● What the task asks:
Present each line of the entries below that holds the word "icon".

● Dataset excerpts:

──────────

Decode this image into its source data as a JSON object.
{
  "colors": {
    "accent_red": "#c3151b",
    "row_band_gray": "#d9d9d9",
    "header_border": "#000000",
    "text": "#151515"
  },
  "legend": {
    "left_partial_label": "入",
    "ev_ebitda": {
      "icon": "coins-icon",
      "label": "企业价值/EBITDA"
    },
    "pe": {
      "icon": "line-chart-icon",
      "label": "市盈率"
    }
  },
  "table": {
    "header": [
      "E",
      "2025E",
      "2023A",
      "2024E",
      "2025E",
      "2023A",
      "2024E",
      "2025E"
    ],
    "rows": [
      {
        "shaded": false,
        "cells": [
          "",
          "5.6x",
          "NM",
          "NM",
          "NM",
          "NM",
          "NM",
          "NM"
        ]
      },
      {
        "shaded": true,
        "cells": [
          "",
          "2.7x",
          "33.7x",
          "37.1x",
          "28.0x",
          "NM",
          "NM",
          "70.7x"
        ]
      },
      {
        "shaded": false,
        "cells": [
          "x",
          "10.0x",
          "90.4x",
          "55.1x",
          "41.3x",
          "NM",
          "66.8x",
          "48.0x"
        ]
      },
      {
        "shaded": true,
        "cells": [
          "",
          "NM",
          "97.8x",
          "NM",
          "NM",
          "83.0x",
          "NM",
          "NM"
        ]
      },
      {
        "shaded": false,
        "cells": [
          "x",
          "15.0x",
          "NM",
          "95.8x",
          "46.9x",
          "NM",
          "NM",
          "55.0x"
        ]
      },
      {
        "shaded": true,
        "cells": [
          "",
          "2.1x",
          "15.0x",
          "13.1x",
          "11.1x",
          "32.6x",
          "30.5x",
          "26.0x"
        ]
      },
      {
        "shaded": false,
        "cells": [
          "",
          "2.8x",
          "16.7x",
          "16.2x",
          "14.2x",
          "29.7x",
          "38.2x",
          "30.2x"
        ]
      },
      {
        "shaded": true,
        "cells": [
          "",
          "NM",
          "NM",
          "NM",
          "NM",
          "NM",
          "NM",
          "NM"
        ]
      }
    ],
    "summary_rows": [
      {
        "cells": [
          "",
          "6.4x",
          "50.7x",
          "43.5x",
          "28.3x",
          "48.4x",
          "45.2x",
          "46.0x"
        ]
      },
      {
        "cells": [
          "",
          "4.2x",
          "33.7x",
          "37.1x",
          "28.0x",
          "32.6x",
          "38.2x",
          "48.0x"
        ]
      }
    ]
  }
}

──────────

● Solution for this exercise:
      "icon": "coins-icon",
      "icon": "line-chart-icon",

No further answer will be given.